BEGIN AVAILABLE RECORDS

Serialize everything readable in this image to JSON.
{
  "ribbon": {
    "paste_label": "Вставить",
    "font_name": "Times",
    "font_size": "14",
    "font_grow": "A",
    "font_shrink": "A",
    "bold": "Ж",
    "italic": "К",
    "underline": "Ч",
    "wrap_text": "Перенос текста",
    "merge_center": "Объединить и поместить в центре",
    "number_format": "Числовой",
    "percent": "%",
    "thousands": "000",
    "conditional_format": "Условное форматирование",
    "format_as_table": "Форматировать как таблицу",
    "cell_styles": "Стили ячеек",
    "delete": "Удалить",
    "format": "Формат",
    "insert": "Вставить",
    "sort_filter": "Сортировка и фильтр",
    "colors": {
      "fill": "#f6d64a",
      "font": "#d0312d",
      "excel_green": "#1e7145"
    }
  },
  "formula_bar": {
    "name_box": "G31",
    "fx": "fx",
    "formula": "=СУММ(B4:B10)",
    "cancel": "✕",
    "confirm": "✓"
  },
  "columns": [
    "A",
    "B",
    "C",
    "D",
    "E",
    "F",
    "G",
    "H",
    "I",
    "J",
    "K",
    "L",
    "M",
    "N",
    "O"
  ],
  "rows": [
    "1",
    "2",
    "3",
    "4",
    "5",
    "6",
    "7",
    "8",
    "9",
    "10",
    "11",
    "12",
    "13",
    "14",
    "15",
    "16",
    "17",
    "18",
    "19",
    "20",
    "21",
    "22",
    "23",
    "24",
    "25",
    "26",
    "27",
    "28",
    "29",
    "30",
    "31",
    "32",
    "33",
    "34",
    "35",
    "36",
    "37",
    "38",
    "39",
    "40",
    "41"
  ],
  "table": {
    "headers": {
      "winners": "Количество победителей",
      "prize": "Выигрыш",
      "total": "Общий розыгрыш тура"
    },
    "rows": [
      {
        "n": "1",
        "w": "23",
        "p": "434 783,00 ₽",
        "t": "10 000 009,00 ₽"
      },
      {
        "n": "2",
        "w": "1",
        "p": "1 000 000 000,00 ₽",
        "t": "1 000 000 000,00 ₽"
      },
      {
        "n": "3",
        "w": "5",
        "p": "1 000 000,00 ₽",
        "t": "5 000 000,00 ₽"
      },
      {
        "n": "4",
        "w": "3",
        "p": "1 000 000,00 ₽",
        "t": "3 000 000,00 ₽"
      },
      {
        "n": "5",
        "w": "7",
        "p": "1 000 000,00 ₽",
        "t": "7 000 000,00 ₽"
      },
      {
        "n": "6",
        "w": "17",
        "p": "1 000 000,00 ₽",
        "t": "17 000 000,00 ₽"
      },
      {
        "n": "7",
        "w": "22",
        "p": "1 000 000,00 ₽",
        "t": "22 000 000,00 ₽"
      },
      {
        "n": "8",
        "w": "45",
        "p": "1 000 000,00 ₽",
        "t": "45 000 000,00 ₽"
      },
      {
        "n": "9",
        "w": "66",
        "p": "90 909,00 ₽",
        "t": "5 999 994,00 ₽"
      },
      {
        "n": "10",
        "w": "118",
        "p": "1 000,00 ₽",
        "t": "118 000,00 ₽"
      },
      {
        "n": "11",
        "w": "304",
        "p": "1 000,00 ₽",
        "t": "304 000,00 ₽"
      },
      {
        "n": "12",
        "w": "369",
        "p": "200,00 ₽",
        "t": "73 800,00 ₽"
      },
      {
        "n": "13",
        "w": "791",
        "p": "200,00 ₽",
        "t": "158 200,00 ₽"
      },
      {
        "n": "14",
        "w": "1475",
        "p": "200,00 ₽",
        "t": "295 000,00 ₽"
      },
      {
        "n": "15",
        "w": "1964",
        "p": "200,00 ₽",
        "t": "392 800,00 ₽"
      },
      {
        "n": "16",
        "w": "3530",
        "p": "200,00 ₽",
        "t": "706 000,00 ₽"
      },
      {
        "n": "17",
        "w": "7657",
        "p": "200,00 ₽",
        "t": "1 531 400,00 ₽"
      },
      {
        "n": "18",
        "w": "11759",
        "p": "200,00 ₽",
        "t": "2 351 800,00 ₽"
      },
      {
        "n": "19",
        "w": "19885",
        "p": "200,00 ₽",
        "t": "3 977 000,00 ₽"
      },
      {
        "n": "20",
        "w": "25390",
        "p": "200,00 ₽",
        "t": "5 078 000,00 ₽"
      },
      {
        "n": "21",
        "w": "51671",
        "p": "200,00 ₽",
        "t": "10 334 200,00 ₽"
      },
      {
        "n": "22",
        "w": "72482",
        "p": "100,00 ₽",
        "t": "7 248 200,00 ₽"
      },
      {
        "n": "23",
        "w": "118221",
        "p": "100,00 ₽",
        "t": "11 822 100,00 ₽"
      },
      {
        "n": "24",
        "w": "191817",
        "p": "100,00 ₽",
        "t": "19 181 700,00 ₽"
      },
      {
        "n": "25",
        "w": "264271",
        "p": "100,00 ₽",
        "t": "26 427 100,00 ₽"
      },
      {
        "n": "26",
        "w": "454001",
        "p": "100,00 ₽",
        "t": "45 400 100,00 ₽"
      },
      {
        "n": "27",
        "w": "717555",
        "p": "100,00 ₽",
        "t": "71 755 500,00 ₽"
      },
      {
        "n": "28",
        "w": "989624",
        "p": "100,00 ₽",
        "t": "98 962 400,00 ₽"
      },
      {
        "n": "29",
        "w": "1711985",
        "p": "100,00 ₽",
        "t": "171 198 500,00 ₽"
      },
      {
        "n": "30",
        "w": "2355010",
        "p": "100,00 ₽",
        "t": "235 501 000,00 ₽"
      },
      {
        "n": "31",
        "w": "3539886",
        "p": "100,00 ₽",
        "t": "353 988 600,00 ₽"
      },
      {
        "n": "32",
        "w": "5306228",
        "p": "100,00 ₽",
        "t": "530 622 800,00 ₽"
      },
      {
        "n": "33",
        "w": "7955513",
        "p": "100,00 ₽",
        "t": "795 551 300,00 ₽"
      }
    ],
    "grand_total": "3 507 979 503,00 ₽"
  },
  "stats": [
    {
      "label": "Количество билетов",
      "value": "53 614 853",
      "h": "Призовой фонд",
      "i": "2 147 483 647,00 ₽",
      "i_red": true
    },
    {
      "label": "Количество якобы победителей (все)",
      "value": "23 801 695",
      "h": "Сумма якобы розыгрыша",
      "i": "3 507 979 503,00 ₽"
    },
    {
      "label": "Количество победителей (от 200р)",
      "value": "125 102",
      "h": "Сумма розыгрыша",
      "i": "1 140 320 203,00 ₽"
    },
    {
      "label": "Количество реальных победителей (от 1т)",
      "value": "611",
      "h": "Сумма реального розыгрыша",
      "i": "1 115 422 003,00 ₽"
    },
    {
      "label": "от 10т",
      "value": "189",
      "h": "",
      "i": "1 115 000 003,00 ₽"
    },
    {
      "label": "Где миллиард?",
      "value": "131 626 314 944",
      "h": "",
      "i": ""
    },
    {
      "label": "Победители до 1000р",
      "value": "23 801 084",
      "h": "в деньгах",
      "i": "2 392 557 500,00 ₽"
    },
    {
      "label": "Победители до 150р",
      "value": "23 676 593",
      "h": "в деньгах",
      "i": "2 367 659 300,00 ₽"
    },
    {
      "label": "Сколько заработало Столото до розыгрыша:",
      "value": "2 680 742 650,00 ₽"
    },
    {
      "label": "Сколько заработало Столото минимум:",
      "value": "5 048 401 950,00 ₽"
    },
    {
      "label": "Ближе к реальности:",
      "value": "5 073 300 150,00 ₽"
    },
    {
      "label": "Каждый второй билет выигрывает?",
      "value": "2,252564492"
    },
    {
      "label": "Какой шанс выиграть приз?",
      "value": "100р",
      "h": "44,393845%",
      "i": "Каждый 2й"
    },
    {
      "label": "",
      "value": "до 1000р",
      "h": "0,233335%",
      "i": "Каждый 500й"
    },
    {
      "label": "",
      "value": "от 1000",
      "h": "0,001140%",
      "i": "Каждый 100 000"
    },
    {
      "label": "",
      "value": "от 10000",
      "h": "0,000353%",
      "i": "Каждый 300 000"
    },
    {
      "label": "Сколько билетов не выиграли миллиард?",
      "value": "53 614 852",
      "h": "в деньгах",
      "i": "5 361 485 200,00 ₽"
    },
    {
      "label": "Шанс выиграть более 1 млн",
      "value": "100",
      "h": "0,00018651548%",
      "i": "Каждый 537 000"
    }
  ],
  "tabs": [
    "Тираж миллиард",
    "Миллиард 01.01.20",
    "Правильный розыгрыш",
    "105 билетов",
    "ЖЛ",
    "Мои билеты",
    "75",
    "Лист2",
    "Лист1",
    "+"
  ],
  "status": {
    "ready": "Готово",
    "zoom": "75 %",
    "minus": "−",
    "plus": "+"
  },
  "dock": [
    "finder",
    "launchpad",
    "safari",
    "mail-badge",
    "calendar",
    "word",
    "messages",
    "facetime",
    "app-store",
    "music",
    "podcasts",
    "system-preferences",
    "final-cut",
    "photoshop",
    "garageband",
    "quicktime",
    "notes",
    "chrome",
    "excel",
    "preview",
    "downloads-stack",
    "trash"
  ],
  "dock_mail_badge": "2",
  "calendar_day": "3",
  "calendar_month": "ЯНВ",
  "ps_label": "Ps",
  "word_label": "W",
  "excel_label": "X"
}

END AVAILABLE RECORDS

* [TASK OBJECTIVE]
Select from the material above each line in which the string "билетов" appears, and list those lines.

* [ANSWER BELOW]
      "label": "Количество билетов",
      "label": "Сколько билетов не выиграли миллиард?",
    "105 билетов",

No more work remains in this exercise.